What to work on: Scan the listing below and copy every line holding "JSON".

── Source records

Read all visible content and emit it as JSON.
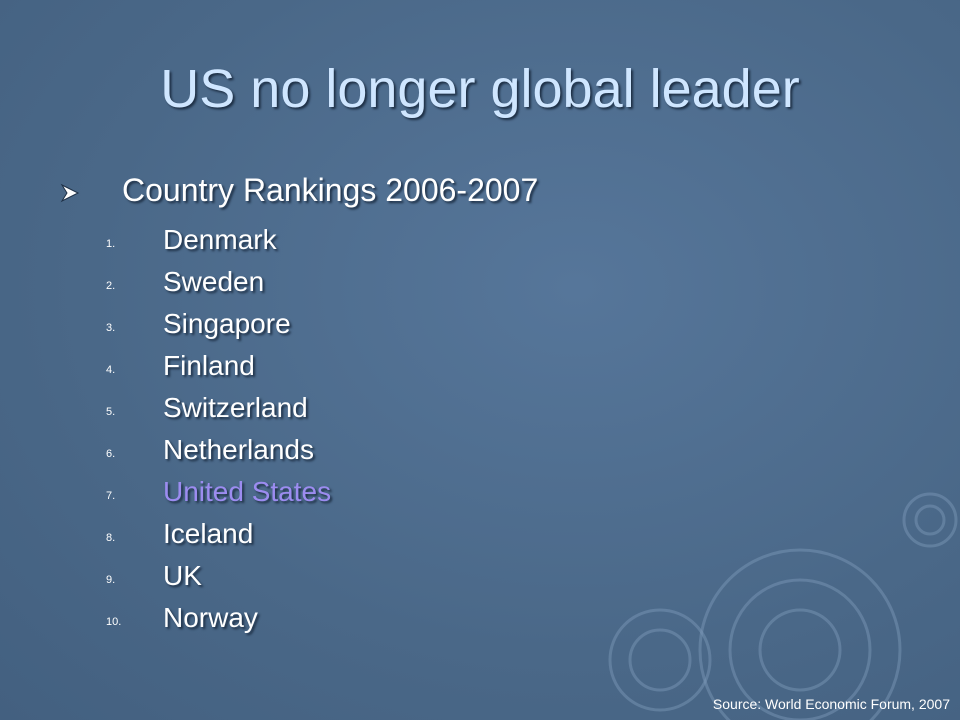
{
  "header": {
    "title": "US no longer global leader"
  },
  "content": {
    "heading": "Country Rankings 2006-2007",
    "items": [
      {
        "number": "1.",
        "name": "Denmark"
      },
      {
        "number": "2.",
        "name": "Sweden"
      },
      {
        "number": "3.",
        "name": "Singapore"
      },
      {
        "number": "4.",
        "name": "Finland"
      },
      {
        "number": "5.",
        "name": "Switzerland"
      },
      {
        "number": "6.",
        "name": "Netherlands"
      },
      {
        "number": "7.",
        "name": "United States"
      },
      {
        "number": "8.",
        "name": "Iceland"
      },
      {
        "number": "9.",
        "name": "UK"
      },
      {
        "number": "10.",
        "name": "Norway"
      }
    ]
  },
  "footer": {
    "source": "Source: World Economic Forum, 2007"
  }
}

────
── Source records

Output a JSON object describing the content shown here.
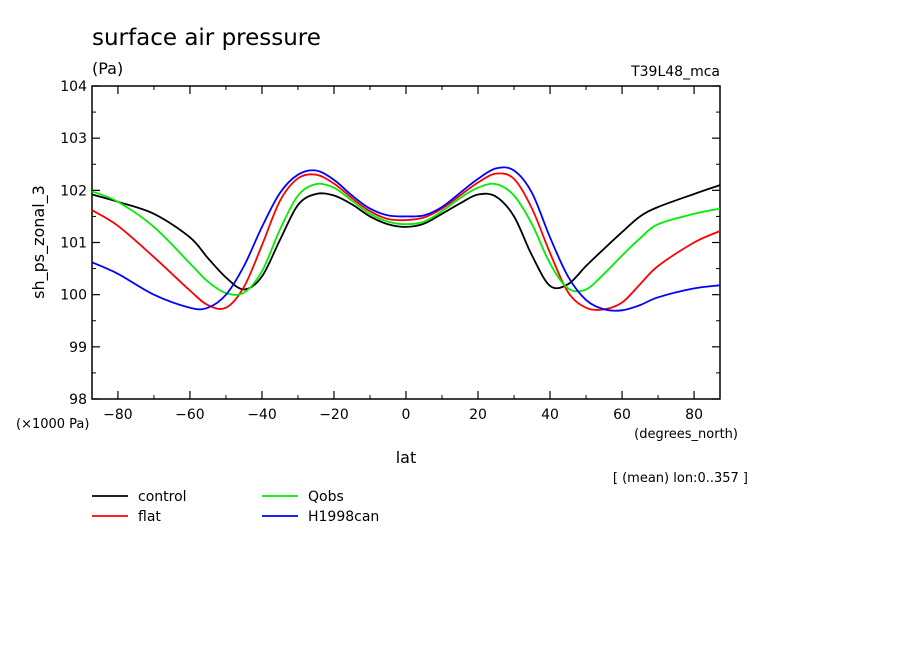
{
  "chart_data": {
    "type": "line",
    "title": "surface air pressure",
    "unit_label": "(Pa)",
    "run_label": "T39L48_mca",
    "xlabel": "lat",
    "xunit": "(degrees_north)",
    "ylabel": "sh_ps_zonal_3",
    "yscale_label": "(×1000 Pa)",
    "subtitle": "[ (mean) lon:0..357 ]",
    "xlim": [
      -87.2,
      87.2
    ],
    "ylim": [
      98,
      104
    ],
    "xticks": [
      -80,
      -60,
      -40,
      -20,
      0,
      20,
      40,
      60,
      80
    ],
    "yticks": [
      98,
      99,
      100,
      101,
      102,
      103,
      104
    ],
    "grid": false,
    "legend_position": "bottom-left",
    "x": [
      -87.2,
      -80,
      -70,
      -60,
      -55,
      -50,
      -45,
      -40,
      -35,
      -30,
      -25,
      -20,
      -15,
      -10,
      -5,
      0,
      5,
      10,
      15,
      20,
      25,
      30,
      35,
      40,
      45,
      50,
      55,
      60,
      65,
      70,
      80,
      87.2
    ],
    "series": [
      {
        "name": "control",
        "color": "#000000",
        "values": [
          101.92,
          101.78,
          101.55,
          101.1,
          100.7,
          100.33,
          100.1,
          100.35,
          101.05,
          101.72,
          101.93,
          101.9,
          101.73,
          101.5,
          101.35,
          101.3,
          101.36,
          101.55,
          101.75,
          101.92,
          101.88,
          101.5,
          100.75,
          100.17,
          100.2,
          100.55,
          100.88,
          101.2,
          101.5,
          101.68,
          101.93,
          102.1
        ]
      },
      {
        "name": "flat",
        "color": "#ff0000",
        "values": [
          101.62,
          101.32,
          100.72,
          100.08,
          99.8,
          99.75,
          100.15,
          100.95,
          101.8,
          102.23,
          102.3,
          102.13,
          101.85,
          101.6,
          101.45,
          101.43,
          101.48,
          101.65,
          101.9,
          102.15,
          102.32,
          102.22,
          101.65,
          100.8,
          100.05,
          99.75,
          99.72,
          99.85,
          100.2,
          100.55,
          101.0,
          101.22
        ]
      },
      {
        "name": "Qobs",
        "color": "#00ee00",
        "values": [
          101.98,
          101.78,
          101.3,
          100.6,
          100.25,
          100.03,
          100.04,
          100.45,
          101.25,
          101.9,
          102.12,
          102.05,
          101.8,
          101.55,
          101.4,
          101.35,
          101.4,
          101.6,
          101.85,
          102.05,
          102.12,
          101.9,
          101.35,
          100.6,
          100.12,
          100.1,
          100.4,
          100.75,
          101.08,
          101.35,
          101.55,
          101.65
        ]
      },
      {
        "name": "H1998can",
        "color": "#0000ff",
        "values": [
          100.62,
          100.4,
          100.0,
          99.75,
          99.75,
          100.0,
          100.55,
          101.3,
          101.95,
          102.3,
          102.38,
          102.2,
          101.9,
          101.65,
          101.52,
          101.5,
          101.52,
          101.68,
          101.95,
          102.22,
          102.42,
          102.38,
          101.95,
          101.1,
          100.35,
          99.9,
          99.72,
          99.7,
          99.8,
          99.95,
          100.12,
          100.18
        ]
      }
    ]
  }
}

────
── Source records

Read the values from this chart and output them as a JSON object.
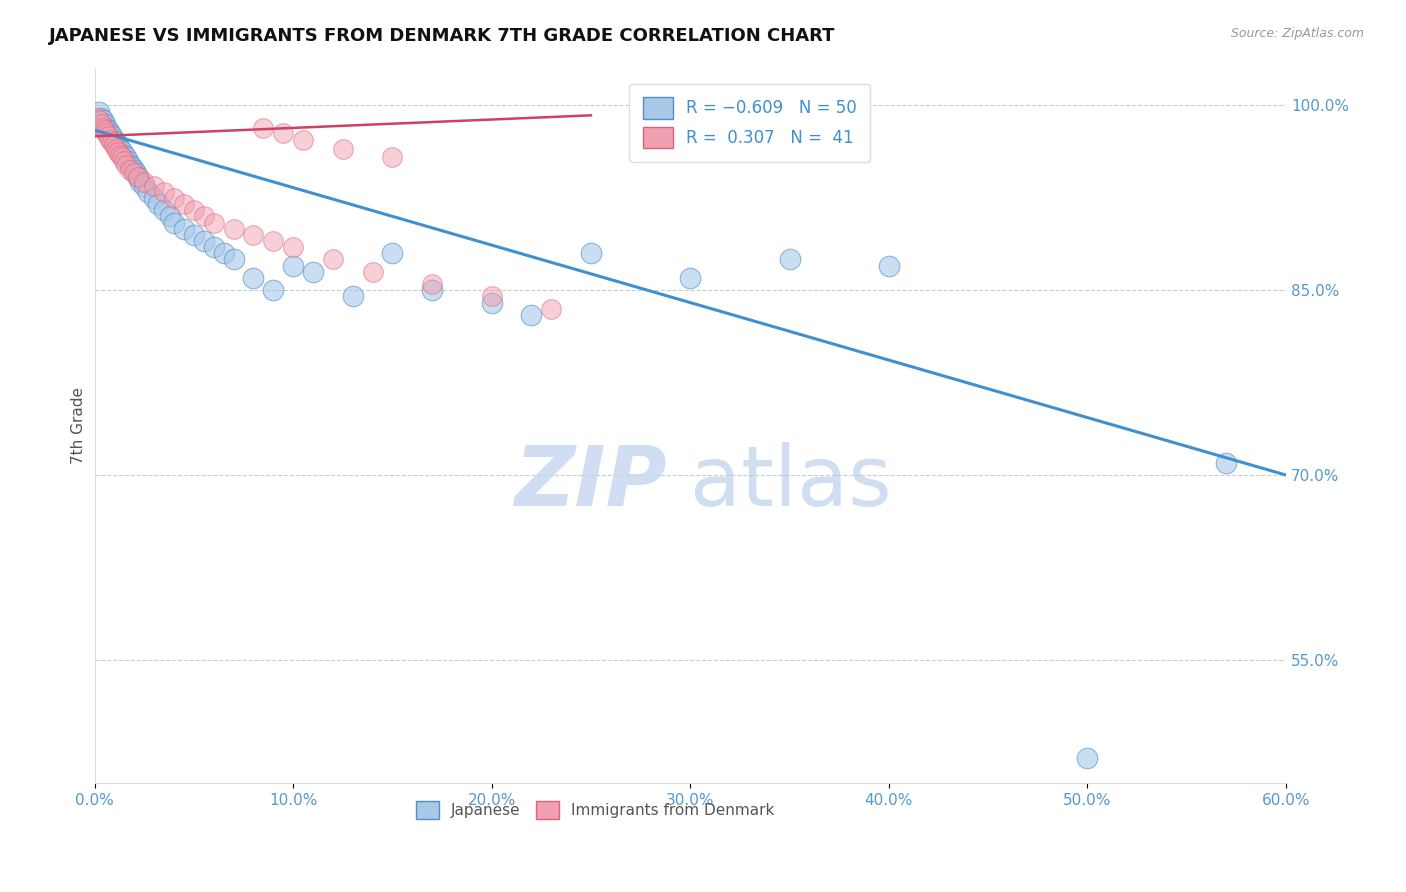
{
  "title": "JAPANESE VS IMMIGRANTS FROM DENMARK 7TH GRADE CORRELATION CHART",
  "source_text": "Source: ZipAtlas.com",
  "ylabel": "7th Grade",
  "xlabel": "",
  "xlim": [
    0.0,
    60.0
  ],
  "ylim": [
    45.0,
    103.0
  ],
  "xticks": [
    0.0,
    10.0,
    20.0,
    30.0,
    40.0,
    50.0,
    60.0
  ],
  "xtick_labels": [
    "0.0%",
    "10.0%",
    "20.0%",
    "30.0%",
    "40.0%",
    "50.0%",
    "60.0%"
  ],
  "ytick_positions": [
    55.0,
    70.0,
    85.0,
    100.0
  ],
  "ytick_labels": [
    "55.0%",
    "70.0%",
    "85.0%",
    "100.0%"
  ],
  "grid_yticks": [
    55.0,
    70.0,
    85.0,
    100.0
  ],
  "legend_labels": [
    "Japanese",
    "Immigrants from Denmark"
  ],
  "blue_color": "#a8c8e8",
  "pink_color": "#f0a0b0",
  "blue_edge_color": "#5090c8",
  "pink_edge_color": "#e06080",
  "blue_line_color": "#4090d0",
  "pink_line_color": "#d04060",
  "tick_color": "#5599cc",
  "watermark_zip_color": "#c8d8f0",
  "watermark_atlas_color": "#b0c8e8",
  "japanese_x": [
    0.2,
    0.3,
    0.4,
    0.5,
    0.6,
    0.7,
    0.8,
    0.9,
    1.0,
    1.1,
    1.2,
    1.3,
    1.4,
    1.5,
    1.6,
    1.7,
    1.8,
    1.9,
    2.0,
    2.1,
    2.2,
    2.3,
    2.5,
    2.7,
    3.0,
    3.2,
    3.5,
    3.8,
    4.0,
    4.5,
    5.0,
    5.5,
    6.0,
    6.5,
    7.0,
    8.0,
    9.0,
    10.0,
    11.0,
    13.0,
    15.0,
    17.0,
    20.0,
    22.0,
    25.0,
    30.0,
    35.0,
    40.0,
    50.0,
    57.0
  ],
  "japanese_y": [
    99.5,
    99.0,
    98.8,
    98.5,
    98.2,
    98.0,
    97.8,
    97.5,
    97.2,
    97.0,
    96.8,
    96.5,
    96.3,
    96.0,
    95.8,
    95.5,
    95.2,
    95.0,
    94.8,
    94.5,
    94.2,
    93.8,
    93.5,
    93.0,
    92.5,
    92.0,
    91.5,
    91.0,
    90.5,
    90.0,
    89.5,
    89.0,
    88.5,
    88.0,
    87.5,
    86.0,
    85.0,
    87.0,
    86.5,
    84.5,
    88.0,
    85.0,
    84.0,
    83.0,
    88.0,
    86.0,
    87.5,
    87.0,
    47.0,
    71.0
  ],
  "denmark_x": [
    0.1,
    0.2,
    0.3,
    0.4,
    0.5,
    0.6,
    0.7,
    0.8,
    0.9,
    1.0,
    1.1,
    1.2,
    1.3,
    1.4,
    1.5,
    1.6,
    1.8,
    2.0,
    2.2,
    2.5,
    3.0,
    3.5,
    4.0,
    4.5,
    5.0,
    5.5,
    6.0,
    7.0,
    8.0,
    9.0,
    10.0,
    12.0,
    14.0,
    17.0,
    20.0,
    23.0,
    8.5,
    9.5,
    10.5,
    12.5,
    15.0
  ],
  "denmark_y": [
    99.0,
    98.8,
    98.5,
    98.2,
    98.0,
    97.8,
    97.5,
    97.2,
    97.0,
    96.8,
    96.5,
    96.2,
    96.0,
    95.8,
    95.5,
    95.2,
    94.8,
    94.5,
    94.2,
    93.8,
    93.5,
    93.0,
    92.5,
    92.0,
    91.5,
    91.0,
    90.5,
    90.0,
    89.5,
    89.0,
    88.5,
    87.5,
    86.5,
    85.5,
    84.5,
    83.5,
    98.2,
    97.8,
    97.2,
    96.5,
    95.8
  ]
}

────

Exercise output:
Read all visible content and emit it as JSON.
Output a JSON object describing the content shown here.
Read the values from this chart and output them as a JSON object.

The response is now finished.